Set every record down verbatim and omit the pictures.

Excerpted records
· · · · ·

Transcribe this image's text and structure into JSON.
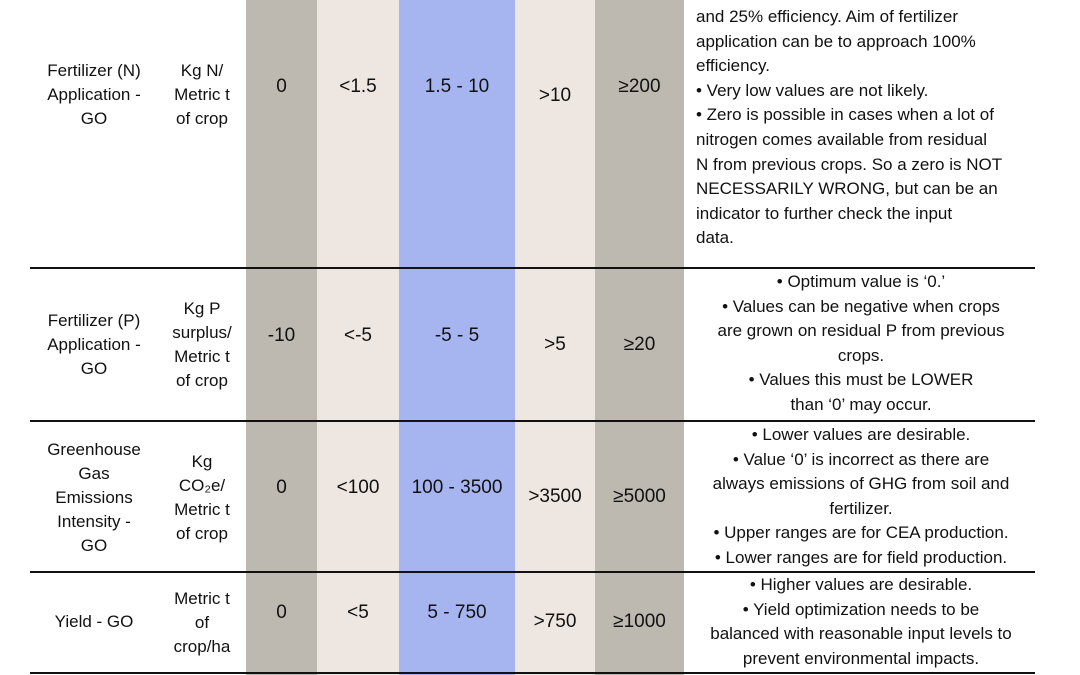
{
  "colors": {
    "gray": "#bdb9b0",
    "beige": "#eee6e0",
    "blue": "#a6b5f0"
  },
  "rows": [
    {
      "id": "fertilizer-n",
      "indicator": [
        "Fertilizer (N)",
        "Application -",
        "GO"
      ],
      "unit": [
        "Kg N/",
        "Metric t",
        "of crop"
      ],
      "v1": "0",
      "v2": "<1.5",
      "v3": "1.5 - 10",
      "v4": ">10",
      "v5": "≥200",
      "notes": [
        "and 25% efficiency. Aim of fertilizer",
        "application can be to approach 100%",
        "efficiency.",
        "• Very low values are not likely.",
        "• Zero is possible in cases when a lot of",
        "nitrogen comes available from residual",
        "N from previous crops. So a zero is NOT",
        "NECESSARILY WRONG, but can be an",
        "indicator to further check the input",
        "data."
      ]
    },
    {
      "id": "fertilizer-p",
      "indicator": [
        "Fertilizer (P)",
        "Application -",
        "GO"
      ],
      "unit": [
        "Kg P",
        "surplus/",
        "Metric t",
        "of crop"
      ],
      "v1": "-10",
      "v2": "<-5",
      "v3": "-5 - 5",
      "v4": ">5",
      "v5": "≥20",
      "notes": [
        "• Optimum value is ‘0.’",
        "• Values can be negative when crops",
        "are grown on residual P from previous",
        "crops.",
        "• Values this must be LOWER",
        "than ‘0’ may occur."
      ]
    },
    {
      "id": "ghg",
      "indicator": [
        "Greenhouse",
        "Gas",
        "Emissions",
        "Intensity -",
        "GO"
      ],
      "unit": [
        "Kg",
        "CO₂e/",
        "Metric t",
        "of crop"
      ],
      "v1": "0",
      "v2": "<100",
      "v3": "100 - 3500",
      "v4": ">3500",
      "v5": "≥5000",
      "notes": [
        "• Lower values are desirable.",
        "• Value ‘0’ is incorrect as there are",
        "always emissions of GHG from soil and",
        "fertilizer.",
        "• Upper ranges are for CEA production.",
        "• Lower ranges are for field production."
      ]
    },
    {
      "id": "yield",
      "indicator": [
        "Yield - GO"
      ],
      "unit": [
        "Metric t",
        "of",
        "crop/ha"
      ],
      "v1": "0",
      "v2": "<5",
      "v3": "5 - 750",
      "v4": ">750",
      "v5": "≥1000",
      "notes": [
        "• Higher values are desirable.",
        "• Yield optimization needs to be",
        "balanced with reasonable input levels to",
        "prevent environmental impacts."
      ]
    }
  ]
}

· · · · ·

Result
Transcribe this image's text and structure into JSON.
{
  "colors": {
    "gray": "#bdb9b0",
    "beige": "#eee6e0",
    "blue": "#a6b5f0"
  },
  "rows": [
    {
      "id": "fertilizer-n",
      "indicator": [
        "Fertilizer (N)",
        "Application -",
        "GO"
      ],
      "unit": [
        "Kg N/",
        "Metric t",
        "of crop"
      ],
      "v1": "0",
      "v2": "<1.5",
      "v3": "1.5 - 10",
      "v4": ">10",
      "v5": "≥200",
      "notes": [
        "and 25% efficiency. Aim of fertilizer",
        "application can be to approach 100%",
        "efficiency.",
        "• Very low values are not likely.",
        "• Zero is possible in cases when a lot of",
        "nitrogen comes available from residual",
        "N from previous crops. So a zero is NOT",
        "NECESSARILY WRONG, but can be an",
        "indicator to further check the input",
        "data."
      ]
    },
    {
      "id": "fertilizer-p",
      "indicator": [
        "Fertilizer (P)",
        "Application -",
        "GO"
      ],
      "unit": [
        "Kg P",
        "surplus/",
        "Metric t",
        "of crop"
      ],
      "v1": "-10",
      "v2": "<-5",
      "v3": "-5 - 5",
      "v4": ">5",
      "v5": "≥20",
      "notes": [
        "• Optimum value is ‘0.’",
        "• Values can be negative when crops",
        "are grown on residual P from previous",
        "crops.",
        "• Values this must be LOWER",
        "than ‘0’ may occur."
      ]
    },
    {
      "id": "ghg",
      "indicator": [
        "Greenhouse",
        "Gas",
        "Emissions",
        "Intensity -",
        "GO"
      ],
      "unit": [
        "Kg",
        "CO₂e/",
        "Metric t",
        "of crop"
      ],
      "v1": "0",
      "v2": "<100",
      "v3": "100 - 3500",
      "v4": ">3500",
      "v5": "≥5000",
      "notes": [
        "• Lower values are desirable.",
        "• Value ‘0’ is incorrect as there are",
        "always emissions of GHG from soil and",
        "fertilizer.",
        "• Upper ranges are for CEA production.",
        "• Lower ranges are for field production."
      ]
    },
    {
      "id": "yield",
      "indicator": [
        "Yield - GO"
      ],
      "unit": [
        "Metric t",
        "of",
        "crop/ha"
      ],
      "v1": "0",
      "v2": "<5",
      "v3": "5 - 750",
      "v4": ">750",
      "v5": "≥1000",
      "notes": [
        "• Higher values are desirable.",
        "• Yield optimization needs to be",
        "balanced with reasonable input levels to",
        "prevent environmental impacts."
      ]
    }
  ]
}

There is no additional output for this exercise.